## Provided text
────
This figure illustrates the activation of a naïve (unactivated) cytotoxic T cell (CTL) by an antigen-presenting MHC I molecule on an infected body cell. Once activated, the CTL releases perforin and granzymes that invade the infected cell and induce controlled cell death, or apoptosis.

Source: OpenStax Microbiology

OpenStax Microbiology

Cytotoxic T cells (also referred to as cytotoxic T lymphocytes, or CTLs) are activated by APCs in a three-step process similar to that of helper T cells. The key difference is that the activation of cytotoxic T cells involves recognition of an antigen presented with MHC I (as opposed to MHC II) and interaction of CD8 (as opposed to CD4) with the receptor complex. After the successful co-recognition of foreign epitope and self-antigen, the production of cytokines by the APC and the cytotoxic T cell activate clonal proliferation and differentiation. Activated cytotoxic T cells can differentiate into effector cytotoxic T cells that target pathogens for destruction or memory cells that are ready to respond to subsequent exposures.

As noted, proliferation and differentiation of cytotoxic T cells is also stimulated by cytokines secreted from TH1 cells activated by the same foreign epitope. The co-stimulation that comes from these TH1 cells is provided by secreted cytokines. Although it is possible for activation of cytotoxic T cells to occur without stimulation from TH1 cells, the activation is not as effective or long-lasting.
────
## Extracted information
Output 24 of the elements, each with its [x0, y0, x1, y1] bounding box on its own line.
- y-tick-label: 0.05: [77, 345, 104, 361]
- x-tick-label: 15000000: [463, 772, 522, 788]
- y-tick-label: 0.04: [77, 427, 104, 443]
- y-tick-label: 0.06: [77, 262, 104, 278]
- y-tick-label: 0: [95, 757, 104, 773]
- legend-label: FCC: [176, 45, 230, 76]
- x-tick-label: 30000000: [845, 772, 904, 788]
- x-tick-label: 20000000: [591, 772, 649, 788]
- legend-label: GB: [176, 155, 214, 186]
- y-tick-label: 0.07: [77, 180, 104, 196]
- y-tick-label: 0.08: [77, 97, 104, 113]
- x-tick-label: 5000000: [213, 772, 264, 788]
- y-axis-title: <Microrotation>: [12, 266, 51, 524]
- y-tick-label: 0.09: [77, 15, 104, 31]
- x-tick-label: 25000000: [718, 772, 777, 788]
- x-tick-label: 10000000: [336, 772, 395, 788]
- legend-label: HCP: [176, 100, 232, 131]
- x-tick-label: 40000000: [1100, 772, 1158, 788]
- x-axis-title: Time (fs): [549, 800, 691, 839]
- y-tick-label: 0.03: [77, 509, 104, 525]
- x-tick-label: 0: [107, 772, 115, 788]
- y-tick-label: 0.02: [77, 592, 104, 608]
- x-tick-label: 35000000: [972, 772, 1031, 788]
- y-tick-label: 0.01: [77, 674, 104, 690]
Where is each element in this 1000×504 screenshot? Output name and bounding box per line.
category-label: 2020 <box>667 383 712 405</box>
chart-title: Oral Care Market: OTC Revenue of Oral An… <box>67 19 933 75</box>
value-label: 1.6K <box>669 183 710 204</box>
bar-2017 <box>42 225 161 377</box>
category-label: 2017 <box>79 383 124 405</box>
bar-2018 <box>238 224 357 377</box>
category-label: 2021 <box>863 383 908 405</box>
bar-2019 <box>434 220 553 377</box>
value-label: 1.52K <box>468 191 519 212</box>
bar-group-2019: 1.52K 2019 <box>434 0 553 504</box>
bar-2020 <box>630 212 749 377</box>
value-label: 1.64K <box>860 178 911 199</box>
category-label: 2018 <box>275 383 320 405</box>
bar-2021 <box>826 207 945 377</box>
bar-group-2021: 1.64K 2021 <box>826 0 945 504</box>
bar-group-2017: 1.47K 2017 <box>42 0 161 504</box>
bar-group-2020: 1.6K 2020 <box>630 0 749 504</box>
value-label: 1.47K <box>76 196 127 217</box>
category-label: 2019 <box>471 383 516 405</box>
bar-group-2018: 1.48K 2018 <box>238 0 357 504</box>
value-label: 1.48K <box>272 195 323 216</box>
────
## Task brief
Write the next portion of the passage on cytotoxic T cell activation, starting after its last sentence on the weaker activation that occurs without TH1 cell stimulation.

## Response for this exercise
Once activated, cytotoxic T cells serve as the effector cells of cellular immunity, recognizing and kill cells infected with intracellular pathogens through a mechanism very similar to that of NK cells. However, whereas NK cells recognize nonspecific signals of cell stress or abnormality, cytotoxic T cells recognize infected cells through antigen presentation of pathogen-specific epitopes associated with MHC I. Once an infected cell is recognized, the TCR of the cytotoxic T cell binds to the epitope and releases perforin and granzymes that destroy the infected cell. Perforin is a protein that creates pores in the target cell, and granzymes are proteases that enter the pores and induce apoptosis. This mechanism of programmed cell death is a controlled and efficient means of destroying and removing infected cells without releasing the pathogens inside to infect neighboring cells, as might occur if the infected cells were simply lysed.